**Information provided:**
-- START --

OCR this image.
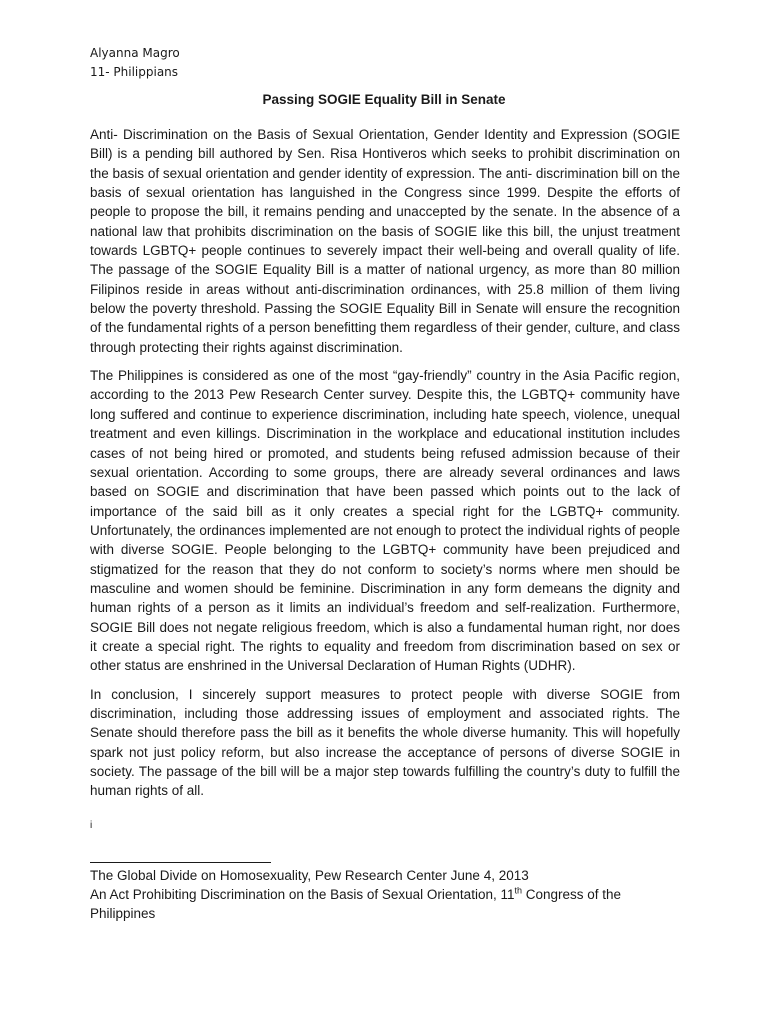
Alyanna Magro
11- Philippians
Passing SOGIE Equality Bill in Senate

Anti- Discrimination on the Basis of Sexual Orientation, Gender Identity and Expression (SOGIE Bill) is a pending bill authored by Sen. Risa Hontiveros which seeks to prohibit discrimination on the basis of sexual orientation and gender identity of expression. The anti- discrimination bill on the basis of sexual orientation has languished in the Congress since 1999. Despite the efforts of people to propose the bill, it remains pending and unaccepted by the senate. In the absence of a national law that prohibits discrimination on the basis of SOGIE like this bill, the unjust treatment towards LGBTQ+ people continues to severely impact their well-being and overall quality of life. The passage of the SOGIE Equality Bill is a matter of national urgency, as more than 80 million Filipinos reside in areas without anti-discrimination ordinances, with 25.8 million of them living below the poverty threshold. Passing the SOGIE Equality Bill in Senate will ensure the recognition of the fundamental rights of a person benefitting them regardless of their gender, culture, and class through protecting their rights against discrimination.

The Philippines is considered as one of the most “gay-friendly” country in the Asia Pacific region, according to the 2013 Pew Research Center survey. Despite this, the LGBTQ+ community have long suffered and continue to experience discrimination, including hate speech, violence, unequal treatment and even killings. Discrimination in the workplace and educational institution includes cases of not being hired or promoted, and students being refused admission because of their sexual orientation. According to some groups, there are already several ordinances and laws based on SOGIE and discrimination that have been passed which points out to the lack of importance of the said bill as it only creates a special right for the LGBTQ+ community. Unfortunately, the ordinances implemented are not enough to protect the individual rights of people with diverse SOGIE. People belonging to the LGBTQ+ community have been prejudiced and stigmatized for the reason that they do not conform to society’s norms where men should be masculine and women should be feminine. Discrimination in any form demeans the dignity and human rights of a person as it limits an individual’s freedom and self-realization. Furthermore, SOGIE Bill does not negate religious freedom, which is also a fundamental human right, nor does it create a special right. The rights to equality and freedom from discrimination based on sex or other status are enshrined in the Universal Declaration of Human Rights (UDHR).

In conclusion, I sincerely support measures to protect people with diverse SOGIE from discrimination, including those addressing issues of employment and associated rights. The Senate should therefore pass the bill as it benefits the whole diverse humanity. This will hopefully spark not just policy reform, but also increase the acceptance of persons of diverse SOGIE in society. The passage of the bill will be a major step towards fulfilling the country’s duty to fulfill the human rights of all.

i
The Global Divide on Homosexuality, Pew Research Center June 4, 2013
An Act Prohibiting Discrimination on the Basis of Sexual Orientation, 11th Congress of the Philippines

-- END --

Quote each record exactly as it stands, minus the pictures.

OCR this image.
Alyanna Magro
11- Philippians
Passing SOGIE Equality Bill in Senate

Anti- Discrimination on the Basis of Sexual Orientation, Gender Identity and Expression (SOGIE Bill) is a pending bill authored by Sen. Risa Hontiveros which seeks to prohibit discrimination on the basis of sexual orientation and gender identity of expression. The anti- discrimination bill on the basis of sexual orientation has languished in the Congress since 1999. Despite the efforts of people to propose the bill, it remains pending and unaccepted by the senate. In the absence of a national law that prohibits discrimination on the basis of SOGIE like this bill, the unjust treatment towards LGBTQ+ people continues to severely impact their well-being and overall quality of life. The passage of the SOGIE Equality Bill is a matter of national urgency, as more than 80 million Filipinos reside in areas without anti-discrimination ordinances, with 25.8 million of them living below the poverty threshold. Passing the SOGIE Equality Bill in Senate will ensure the recognition of the fundamental rights of a person benefitting them regardless of their gender, culture, and class through protecting their rights against discrimination.

The Philippines is considered as one of the most “gay-friendly” country in the Asia Pacific region, according to the 2013 Pew Research Center survey. Despite this, the LGBTQ+ community have long suffered and continue to experience discrimination, including hate speech, violence, unequal treatment and even killings. Discrimination in the workplace and educational institution includes cases of not being hired or promoted, and students being refused admission because of their sexual orientation. According to some groups, there are already several ordinances and laws based on SOGIE and discrimination that have been passed which points out to the lack of importance of the said bill as it only creates a special right for the LGBTQ+ community. Unfortunately, the ordinances implemented are not enough to protect the individual rights of people with diverse SOGIE. People belonging to the LGBTQ+ community have been prejudiced and stigmatized for the reason that they do not conform to society’s norms where men should be masculine and women should be feminine. Discrimination in any form demeans the dignity and human rights of a person as it limits an individual’s freedom and self-realization. Furthermore, SOGIE Bill does not negate religious freedom, which is also a fundamental human right, nor does it create a special right. The rights to equality and freedom from discrimination based on sex or other status are enshrined in the Universal Declaration of Human Rights (UDHR).

In conclusion, I sincerely support measures to protect people with diverse SOGIE from discrimination, including those addressing issues of employment and associated rights. The Senate should therefore pass the bill as it benefits the whole diverse humanity. This will hopefully spark not just policy reform, but also increase the acceptance of persons of diverse SOGIE in society. The passage of the bill will be a major step towards fulfilling the country’s duty to fulfill the human rights of all.

i
The Global Divide on Homosexuality, Pew Research Center June 4, 2013
An Act Prohibiting Discrimination on the Basis of Sexual Orientation, 11th Congress of the Philippines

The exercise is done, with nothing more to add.